Goal of the exercise: Copy out every line that contains the word "Даниэль".

[start Records provided]

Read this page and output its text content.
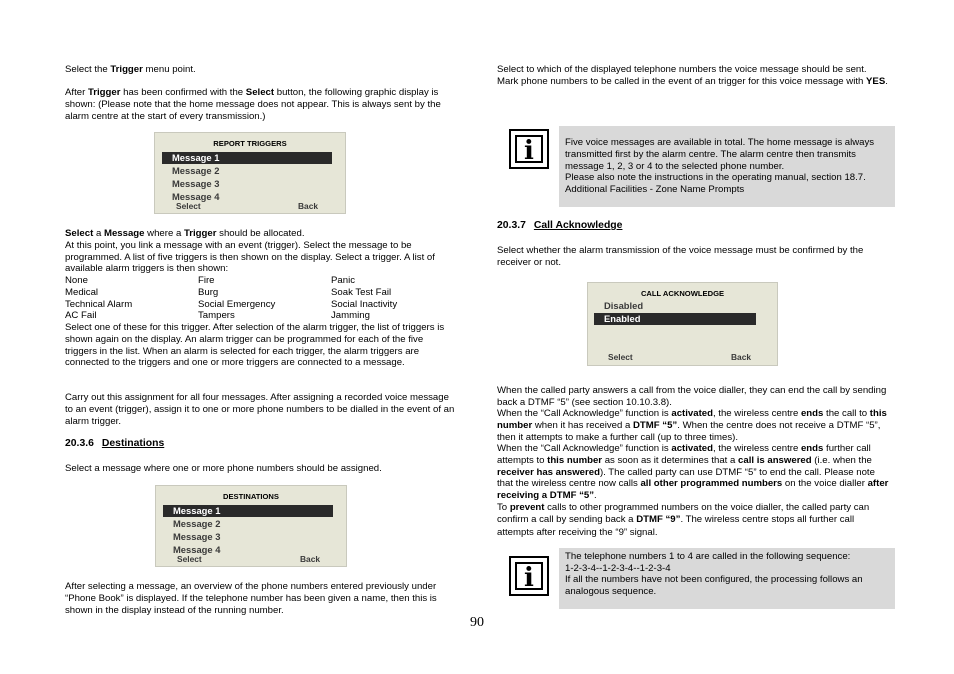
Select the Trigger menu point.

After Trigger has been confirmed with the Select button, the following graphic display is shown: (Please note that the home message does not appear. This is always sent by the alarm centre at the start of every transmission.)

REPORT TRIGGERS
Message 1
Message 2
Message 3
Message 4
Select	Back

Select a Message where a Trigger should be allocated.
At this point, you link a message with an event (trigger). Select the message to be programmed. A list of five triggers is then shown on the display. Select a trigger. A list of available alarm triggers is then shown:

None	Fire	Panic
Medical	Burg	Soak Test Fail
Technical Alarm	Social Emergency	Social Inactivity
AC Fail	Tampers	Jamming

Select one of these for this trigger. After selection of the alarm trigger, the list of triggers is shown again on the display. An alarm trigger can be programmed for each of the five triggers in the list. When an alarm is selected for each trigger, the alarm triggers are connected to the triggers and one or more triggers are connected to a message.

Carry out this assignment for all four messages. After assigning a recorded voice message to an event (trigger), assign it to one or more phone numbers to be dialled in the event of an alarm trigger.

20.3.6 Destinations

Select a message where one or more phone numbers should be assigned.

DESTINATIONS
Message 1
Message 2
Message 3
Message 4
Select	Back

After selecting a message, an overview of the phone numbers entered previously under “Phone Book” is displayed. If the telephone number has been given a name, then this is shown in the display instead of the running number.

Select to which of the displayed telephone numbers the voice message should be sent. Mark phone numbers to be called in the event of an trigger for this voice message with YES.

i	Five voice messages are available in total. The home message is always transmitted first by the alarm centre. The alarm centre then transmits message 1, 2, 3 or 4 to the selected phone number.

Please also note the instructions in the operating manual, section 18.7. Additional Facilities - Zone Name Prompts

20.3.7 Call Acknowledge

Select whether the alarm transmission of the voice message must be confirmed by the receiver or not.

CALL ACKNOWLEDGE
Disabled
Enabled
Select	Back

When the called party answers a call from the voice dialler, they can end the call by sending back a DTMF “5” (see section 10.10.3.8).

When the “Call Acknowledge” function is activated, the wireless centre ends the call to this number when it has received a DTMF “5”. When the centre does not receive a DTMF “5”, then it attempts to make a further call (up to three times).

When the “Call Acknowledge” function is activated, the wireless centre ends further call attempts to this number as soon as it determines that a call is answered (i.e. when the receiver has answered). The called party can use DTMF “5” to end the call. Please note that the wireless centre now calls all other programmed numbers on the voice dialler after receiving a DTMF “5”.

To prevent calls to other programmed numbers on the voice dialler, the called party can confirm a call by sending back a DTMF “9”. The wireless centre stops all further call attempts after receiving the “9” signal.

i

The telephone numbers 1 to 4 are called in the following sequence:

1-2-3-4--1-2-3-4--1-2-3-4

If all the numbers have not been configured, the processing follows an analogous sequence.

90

[end Records provided]
[start Records provided]

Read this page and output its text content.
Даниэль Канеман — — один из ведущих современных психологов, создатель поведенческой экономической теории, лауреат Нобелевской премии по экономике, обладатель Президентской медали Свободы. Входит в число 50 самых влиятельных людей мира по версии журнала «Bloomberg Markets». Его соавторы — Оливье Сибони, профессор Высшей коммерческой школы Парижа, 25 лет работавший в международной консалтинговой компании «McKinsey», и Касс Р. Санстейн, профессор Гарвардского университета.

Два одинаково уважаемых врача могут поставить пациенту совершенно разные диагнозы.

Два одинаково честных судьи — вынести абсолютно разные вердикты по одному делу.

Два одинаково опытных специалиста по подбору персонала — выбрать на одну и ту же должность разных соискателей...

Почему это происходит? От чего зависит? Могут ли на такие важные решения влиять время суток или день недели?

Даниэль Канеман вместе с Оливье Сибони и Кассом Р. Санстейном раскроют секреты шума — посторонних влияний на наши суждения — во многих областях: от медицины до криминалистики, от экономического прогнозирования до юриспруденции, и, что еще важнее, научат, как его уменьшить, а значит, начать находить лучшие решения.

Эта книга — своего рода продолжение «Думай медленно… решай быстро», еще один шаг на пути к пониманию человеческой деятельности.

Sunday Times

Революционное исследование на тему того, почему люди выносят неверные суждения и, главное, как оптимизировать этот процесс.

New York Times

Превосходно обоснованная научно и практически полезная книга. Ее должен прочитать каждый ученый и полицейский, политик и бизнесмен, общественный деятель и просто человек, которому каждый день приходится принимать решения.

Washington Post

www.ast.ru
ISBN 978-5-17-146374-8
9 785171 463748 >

[end Records provided]
[start Records provided]

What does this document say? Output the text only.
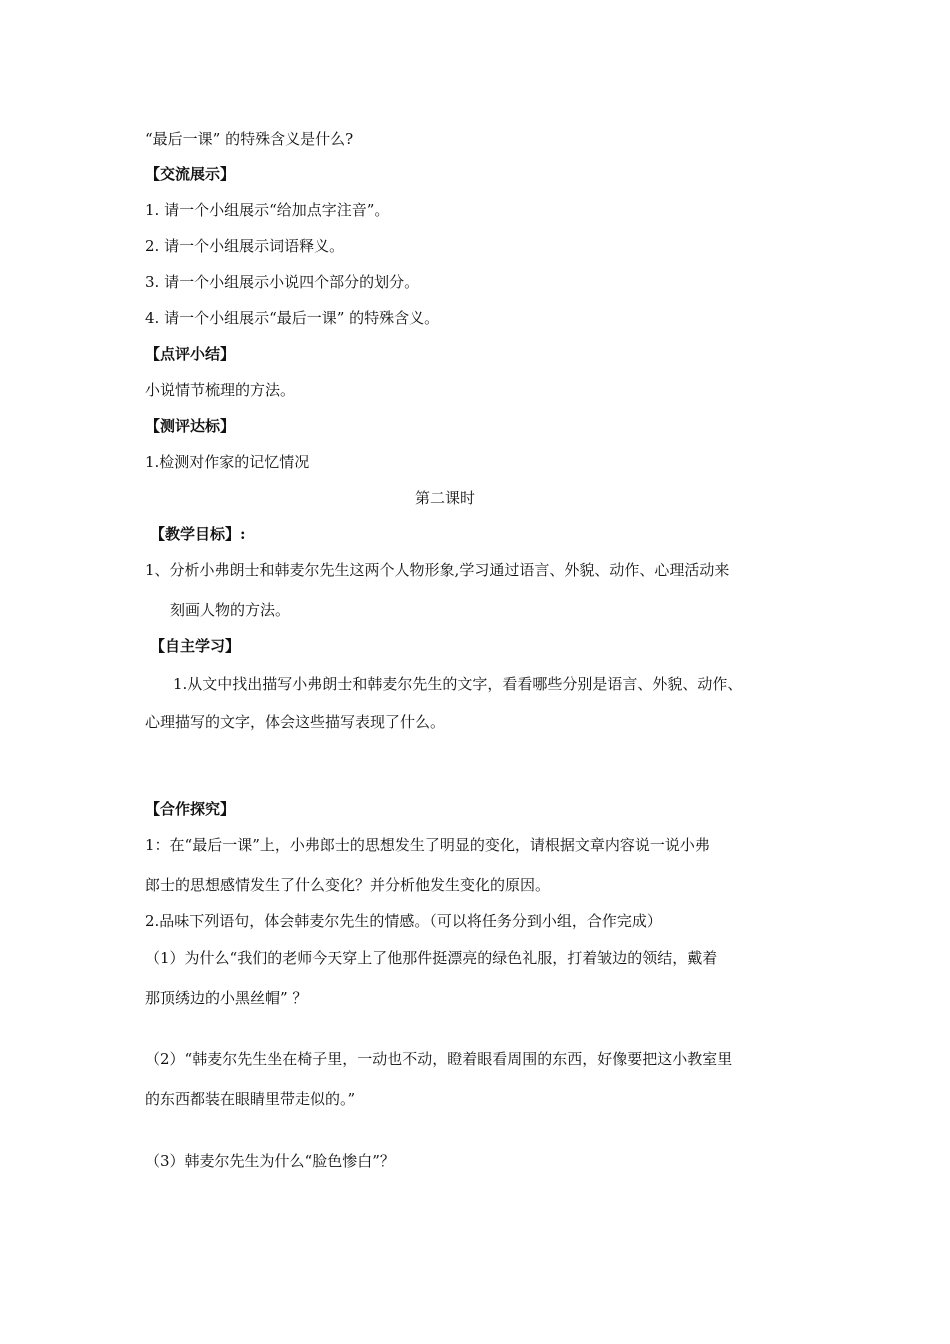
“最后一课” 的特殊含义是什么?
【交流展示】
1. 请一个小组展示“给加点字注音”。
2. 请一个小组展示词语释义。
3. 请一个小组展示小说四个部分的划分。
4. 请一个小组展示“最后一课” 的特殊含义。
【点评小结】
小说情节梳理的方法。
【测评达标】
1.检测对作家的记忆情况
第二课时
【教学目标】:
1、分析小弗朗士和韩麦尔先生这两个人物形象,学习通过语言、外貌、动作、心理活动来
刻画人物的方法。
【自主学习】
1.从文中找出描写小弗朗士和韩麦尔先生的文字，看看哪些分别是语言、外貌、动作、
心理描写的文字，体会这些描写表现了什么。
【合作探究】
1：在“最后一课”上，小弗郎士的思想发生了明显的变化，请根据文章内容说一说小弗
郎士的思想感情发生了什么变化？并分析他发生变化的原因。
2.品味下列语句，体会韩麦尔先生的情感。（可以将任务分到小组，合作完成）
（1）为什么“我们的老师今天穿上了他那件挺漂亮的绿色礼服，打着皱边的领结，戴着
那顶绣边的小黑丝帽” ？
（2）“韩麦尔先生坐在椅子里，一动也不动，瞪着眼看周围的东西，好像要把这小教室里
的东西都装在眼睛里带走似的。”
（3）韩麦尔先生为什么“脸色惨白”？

[end Records provided]

Exercise response:
Даниэль Канеман — — один из ведущих современных психологов, создатель поведенческой экономической теории, лауреат Нобелевской премии по экономике, обладатель Президентской медали Свободы. Входит в число 50 самых влиятельных людей мира по версии журнала «Bloomberg Markets». Его соавторы — Оливье Сибони, профессор Высшей коммерческой школы Парижа, 25 лет работавший в международной консалтинговой компании «McKinsey», и Касс Р. Санстейн, профессор Гарвардского университета.
Даниэль Канеман вместе с Оливье Сибони и Кассом Р. Санстейном раскроют секреты шума — посторонних влияний на наши суждения — во многих областях: от медицины до криминалистики, от экономического прогнозирования до юриспруденции, и, что еще важнее, научат, как его уменьшить, а значит, начать находить лучшие решения.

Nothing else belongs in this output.